WHAT IS EXPECTED: Copy out each line below exactly as written.

(Collected data entries)
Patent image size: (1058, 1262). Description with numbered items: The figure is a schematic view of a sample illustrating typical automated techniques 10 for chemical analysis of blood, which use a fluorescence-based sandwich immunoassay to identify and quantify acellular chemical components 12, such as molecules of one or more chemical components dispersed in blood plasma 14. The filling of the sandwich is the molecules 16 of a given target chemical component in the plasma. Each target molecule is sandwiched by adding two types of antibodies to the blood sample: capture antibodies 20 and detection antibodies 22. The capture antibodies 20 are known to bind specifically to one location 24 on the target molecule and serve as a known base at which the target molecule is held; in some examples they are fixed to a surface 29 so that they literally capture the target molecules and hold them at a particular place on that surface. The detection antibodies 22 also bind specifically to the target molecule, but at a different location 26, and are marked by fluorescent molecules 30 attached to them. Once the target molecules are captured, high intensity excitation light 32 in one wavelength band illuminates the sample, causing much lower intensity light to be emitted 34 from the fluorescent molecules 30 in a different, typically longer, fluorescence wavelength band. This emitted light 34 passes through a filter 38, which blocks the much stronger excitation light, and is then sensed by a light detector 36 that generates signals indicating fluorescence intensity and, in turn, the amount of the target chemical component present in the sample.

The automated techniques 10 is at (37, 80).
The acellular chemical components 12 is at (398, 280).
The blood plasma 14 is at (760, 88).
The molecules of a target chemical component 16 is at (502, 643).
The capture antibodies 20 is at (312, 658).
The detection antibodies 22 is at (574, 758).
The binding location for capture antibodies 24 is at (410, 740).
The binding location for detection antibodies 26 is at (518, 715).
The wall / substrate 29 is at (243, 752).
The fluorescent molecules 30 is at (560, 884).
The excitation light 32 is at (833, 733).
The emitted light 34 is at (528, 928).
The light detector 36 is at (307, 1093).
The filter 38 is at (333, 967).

ANSWER TO THIS PROBLEM:
Patent image size: (1058, 1262). Description with numbered items: The figure is a schematic view of a sample illustrating typical automated techniques 10 for chemical analysis of blood, which use a fluorescence-based sandwich immunoassay to identify and quantify acellular chemical components 12, such as molecules of one or more chemical components dispersed in blood plasma 14. The filling of the sandwich is the molecules 16 of a given target chemical component in the plasma. Each target molecule is sandwiched by adding two types of antibodies to the blood sample: capture antibodies 20 and detection antibodies 22. The capture antibodies 20 are known to bind specifically to one location 24 on the target molecule and serve as a known base at which the target molecule is held; in some examples they are fixed to a surface 29 so that they literally capture the target molecules and hold them at a particular place on that surface. The detection antibodies 22 also bind specifically to the target molecule, but at a different location 26, and are marked by fluorescent molecules 30 attached to them. Once the target molecules are captured, high intensity excitation light 32 in one wavelength band illuminates the sample, causing much lower intensity light to be emitted 34 from the fluorescent molecules 30 in a different, typically longer, fluorescence wavelength band. This emitted light 34 passes through a filter 38, which blocks the much stronger excitation light, and is then sensed by a light detector 36 that generates signals indicating fluorescence intensity and, in turn, the amount of the target chemical component present in the sample.

The automated techniques 10 is at (37, 80).
The acellular chemical components 12 is at (398, 280).
The blood plasma 14 is at (760, 88).
The molecules of a target chemical component 16 is at (502, 643).
The capture antibodies 20 is at (312, 658).
The detection antibodies 22 is at (574, 758).
The binding location for capture antibodies 24 is at (410, 740).
The binding location for detection antibodies 26 is at (518, 715).
The wall / substrate 29 is at (243, 752).
The fluorescent molecules 30 is at (560, 884).
The excitation light 32 is at (833, 733).
The emitted light 34 is at (528, 928).
The light detector 36 is at (307, 1093).
The filter 38 is at (333, 967).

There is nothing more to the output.